— BEGIN Raw records —
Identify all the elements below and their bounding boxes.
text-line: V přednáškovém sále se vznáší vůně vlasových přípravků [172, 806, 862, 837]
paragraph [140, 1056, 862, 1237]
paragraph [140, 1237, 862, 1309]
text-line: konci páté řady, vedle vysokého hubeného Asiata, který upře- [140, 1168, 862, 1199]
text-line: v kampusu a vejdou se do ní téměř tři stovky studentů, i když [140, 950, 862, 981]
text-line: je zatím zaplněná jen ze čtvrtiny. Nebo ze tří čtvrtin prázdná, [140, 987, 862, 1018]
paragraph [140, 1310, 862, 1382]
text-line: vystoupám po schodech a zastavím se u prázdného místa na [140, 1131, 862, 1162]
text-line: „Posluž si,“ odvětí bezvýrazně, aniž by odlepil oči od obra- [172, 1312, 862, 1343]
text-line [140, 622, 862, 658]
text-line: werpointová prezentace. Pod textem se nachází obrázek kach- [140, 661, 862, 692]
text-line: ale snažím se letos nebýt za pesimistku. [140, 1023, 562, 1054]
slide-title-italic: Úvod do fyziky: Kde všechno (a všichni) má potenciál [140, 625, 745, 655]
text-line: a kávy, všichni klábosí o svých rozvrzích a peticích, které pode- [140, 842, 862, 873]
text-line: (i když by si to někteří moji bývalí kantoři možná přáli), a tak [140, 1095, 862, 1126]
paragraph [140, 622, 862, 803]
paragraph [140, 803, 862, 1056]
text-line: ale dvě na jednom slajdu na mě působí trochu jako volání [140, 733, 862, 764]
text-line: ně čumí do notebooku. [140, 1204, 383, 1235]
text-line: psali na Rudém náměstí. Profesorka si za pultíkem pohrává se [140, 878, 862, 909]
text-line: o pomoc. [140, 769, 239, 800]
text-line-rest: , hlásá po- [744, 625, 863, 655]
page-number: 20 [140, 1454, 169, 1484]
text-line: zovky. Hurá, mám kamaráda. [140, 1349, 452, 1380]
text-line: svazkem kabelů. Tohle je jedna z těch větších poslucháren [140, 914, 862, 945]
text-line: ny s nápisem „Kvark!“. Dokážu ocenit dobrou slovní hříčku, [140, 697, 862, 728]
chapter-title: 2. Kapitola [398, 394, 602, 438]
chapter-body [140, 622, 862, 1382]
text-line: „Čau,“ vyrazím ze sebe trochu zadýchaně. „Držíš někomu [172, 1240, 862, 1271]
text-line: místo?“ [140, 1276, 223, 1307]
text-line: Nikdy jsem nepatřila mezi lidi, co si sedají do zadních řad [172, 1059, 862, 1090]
— END Raw records —
[Exercise objective]:
Format every line of the rows above as a numbered list, omitting any blank lines.

[Solution]:
1. Identify all the elements below and their bounding boxes.
2. text-line: V přednáškovém sále se vznáší vůně vlasových přípravků [172, 806, 862, 837]
3. paragraph [140, 1056, 862, 1237]
4. paragraph [140, 1237, 862, 1309]
5. text-line: konci páté řady, vedle vysokého hubeného Asiata, který upře- [140, 1168, 862, 1199]
6. text-line: v kampusu a vejdou se do ní téměř tři stovky studentů, i když [140, 950, 862, 981]
7. text-line: je zatím zaplněná jen ze čtvrtiny. Nebo ze tří čtvrtin prázdná, [140, 987, 862, 1018]
8. paragraph [140, 1310, 862, 1382]
9. text-line: vystoupám po schodech a zastavím se u prázdného místa na [140, 1131, 862, 1162]
10. text-line: „Posluž si,“ odvětí bezvýrazně, aniž by odlepil oči od obra- [172, 1312, 862, 1343]
11. text-line [140, 622, 862, 658]
12. text-line: werpointová prezentace. Pod textem se nachází obrázek kach- [140, 661, 862, 692]
13. text-line: ale snažím se letos nebýt za pesimistku. [140, 1023, 562, 1054]
14. slide-title-italic: Úvod do fyziky: Kde všechno (a všichni) má potenciál [140, 625, 745, 655]
15. text-line: a kávy, všichni klábosí o svých rozvrzích a peticích, které pode- [140, 842, 862, 873]
16. text-line: (i když by si to někteří moji bývalí kantoři možná přáli), a tak [140, 1095, 862, 1126]
17. paragraph [140, 622, 862, 803]
18. paragraph [140, 803, 862, 1056]
19. text-line: ale dvě na jednom slajdu na mě působí trochu jako volání [140, 733, 862, 764]
20. text-line: ně čumí do notebooku. [140, 1204, 383, 1235]
21. text-line: psali na Rudém náměstí. Profesorka si za pultíkem pohrává se [140, 878, 862, 909]
22. text-line: o pomoc. [140, 769, 239, 800]
23. text-line-rest: , hlásá po- [744, 625, 863, 655]
24. page-number: 20 [140, 1454, 169, 1484]
25. text-line: zovky. Hurá, mám kamaráda. [140, 1349, 452, 1380]
26. text-line: svazkem kabelů. Tohle je jedna z těch větších poslucháren [140, 914, 862, 945]
27. text-line: ny s nápisem „Kvark!“. Dokážu ocenit dobrou slovní hříčku, [140, 697, 862, 728]
28. chapter-title: 2. Kapitola [398, 394, 602, 438]
29. chapter-body [140, 622, 862, 1382]
30. text-line: „Čau,“ vyrazím ze sebe trochu zadýchaně. „Držíš někomu [172, 1240, 862, 1271]
31. text-line: místo?“ [140, 1276, 223, 1307]
32. text-line: Nikdy jsem nepatřila mezi lidi, co si sedají do zadních řad [172, 1059, 862, 1090]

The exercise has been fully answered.